= What you are asked to do =
Look below. Copy each line that has "JSON" in it.

● ● ●

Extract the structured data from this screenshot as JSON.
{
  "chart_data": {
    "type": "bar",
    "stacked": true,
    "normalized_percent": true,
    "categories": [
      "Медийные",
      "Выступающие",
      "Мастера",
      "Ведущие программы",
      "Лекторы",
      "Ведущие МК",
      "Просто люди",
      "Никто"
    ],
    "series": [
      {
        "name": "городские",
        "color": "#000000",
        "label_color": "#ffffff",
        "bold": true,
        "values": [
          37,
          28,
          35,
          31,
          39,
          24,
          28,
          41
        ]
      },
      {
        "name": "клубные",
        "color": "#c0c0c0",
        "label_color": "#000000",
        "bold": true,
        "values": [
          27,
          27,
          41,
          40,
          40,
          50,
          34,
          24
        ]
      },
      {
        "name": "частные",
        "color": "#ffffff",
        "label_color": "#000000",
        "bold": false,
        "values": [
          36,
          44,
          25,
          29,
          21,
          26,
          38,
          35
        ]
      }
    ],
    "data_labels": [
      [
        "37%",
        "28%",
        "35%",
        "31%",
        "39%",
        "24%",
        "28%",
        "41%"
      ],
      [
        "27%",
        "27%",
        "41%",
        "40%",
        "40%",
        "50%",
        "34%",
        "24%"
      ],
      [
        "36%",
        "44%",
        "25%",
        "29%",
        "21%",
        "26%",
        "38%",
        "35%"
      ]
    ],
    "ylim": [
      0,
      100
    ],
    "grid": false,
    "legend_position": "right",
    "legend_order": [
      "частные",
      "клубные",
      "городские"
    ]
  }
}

● ● ●

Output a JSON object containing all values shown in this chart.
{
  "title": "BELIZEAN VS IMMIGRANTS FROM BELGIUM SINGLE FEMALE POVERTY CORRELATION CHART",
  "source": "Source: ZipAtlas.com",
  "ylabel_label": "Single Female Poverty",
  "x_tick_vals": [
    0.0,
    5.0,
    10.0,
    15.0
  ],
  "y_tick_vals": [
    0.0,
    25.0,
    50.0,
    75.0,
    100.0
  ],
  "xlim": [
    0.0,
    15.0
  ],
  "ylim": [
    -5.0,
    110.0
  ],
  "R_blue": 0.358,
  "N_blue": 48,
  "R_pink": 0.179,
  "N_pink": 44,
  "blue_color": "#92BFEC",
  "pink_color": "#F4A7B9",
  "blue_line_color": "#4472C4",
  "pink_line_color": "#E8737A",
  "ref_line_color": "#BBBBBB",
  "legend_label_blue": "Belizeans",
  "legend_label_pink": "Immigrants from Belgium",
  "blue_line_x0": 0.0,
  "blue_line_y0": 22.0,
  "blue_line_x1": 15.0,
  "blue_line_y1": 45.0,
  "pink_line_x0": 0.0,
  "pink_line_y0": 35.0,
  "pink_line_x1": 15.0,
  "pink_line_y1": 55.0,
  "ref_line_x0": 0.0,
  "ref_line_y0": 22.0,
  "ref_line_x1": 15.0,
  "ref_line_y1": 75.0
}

● ● ●

= Solution for this task =
Extract the structured data from this screenshot as JSON.
Output a JSON object containing all values shown in this chart.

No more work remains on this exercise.